Exercise details: Wherever a line in the data below holds "JSON", copy that line.

[Record list start]

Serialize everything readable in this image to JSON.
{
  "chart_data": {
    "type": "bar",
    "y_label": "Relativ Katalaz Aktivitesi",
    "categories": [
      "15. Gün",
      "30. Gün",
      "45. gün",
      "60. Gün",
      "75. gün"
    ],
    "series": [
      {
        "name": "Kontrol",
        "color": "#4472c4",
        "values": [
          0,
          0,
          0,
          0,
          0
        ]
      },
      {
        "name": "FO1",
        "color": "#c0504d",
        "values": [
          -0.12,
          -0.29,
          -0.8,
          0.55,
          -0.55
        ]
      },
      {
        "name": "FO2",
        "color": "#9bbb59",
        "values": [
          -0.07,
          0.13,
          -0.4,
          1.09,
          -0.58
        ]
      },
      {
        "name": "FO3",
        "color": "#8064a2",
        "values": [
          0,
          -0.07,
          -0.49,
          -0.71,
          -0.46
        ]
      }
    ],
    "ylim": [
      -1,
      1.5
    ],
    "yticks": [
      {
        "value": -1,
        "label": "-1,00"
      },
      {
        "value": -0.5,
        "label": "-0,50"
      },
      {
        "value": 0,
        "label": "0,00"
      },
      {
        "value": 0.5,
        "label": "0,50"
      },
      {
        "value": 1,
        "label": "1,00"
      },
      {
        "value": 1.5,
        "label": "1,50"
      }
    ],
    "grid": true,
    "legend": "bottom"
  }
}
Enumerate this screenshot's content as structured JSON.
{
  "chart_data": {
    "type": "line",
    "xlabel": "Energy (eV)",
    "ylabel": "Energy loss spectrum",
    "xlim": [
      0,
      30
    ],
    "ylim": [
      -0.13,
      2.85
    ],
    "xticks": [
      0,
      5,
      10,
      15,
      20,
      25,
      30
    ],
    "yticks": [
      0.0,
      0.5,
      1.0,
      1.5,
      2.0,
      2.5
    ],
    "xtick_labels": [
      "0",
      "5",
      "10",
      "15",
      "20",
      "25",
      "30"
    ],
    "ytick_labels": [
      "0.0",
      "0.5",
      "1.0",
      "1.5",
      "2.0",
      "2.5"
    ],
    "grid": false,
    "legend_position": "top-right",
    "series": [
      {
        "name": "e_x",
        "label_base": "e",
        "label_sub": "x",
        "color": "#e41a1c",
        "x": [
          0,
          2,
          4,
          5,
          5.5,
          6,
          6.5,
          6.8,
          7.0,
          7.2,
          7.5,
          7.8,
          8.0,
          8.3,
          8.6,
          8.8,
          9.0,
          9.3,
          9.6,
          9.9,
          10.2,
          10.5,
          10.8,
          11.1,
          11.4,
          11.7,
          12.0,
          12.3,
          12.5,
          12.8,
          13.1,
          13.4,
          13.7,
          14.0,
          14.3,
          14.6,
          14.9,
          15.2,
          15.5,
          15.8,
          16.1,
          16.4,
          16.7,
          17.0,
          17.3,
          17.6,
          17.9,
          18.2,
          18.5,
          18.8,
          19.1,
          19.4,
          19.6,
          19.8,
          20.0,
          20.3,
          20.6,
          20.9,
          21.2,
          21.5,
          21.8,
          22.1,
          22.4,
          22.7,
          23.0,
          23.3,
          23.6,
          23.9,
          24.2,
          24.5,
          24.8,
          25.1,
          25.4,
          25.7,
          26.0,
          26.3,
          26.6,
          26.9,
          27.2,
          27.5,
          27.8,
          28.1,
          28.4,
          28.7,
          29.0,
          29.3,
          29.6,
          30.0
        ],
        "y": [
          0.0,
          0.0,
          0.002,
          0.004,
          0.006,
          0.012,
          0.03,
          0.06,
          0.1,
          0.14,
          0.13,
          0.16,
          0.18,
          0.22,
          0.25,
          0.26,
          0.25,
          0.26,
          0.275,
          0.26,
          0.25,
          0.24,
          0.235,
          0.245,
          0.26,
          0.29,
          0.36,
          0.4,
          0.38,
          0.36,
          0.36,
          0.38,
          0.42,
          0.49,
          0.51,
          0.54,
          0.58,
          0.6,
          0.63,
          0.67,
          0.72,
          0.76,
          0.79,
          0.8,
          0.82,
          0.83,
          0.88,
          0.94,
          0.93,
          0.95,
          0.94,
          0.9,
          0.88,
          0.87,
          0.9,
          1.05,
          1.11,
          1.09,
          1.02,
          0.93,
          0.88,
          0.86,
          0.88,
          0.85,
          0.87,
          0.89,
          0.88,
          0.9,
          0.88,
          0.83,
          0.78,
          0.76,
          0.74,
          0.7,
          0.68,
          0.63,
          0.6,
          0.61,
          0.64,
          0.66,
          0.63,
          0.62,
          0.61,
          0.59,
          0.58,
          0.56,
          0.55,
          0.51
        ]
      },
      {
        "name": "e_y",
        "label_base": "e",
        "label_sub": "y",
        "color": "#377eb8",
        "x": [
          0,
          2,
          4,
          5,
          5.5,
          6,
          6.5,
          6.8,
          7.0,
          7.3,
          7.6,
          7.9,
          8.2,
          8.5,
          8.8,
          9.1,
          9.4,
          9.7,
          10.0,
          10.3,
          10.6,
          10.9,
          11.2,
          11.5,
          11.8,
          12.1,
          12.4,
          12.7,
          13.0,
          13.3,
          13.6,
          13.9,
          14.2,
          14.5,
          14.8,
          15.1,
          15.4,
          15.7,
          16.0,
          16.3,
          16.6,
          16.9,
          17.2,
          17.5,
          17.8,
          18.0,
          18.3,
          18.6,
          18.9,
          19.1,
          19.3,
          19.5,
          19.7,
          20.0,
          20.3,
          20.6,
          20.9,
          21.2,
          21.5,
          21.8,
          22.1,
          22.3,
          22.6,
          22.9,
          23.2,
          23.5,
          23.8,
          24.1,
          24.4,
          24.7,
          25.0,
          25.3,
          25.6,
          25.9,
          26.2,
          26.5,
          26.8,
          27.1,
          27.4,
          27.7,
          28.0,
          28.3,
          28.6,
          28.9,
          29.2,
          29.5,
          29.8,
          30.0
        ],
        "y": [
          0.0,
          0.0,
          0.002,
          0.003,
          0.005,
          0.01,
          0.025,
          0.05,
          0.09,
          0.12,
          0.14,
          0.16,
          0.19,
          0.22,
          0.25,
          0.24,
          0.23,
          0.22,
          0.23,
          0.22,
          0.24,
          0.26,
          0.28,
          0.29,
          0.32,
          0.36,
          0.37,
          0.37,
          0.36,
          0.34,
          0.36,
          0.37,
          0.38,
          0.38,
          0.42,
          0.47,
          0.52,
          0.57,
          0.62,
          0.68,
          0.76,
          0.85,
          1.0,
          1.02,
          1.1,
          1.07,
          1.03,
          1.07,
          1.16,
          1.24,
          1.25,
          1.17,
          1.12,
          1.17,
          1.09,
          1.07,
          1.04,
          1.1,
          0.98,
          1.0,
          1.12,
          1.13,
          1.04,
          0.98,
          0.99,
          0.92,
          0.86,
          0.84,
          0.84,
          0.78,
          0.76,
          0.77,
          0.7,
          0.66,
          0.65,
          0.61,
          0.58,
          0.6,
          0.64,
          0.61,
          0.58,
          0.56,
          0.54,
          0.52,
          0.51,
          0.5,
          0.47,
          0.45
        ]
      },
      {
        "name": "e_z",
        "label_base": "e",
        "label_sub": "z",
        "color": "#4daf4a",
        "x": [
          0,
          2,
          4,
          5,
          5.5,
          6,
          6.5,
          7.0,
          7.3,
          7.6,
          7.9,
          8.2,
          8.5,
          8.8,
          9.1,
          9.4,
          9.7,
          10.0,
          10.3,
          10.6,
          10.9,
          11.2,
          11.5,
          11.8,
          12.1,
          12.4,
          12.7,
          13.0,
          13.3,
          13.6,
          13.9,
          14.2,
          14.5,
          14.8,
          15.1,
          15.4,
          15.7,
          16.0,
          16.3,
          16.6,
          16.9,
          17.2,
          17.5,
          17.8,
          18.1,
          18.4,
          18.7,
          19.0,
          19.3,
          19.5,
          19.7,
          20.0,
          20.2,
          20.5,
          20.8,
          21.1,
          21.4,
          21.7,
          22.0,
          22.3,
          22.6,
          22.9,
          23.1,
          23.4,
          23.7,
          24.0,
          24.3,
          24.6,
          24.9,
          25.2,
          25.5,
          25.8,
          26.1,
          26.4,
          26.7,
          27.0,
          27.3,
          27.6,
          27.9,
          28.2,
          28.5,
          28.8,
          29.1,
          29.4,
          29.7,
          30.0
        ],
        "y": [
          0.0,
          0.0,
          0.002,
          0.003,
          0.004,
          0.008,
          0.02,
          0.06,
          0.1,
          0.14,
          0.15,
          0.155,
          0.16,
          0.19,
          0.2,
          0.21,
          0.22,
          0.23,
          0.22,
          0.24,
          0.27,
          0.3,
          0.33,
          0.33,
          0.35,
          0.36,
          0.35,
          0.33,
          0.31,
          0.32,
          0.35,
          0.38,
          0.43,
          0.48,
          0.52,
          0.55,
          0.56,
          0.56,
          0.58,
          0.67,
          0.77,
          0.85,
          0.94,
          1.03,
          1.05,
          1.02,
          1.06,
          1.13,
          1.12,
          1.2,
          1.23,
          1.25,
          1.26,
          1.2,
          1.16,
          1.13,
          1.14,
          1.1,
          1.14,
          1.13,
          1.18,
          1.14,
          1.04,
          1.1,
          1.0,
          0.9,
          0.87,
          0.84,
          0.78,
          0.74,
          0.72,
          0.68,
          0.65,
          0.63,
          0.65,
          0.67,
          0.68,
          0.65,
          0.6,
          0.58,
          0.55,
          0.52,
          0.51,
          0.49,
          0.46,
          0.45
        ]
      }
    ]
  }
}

[Record list end]

Written response:
Serialize everything readable in this image to JSON.
Enumerate this screenshot's content as structured JSON.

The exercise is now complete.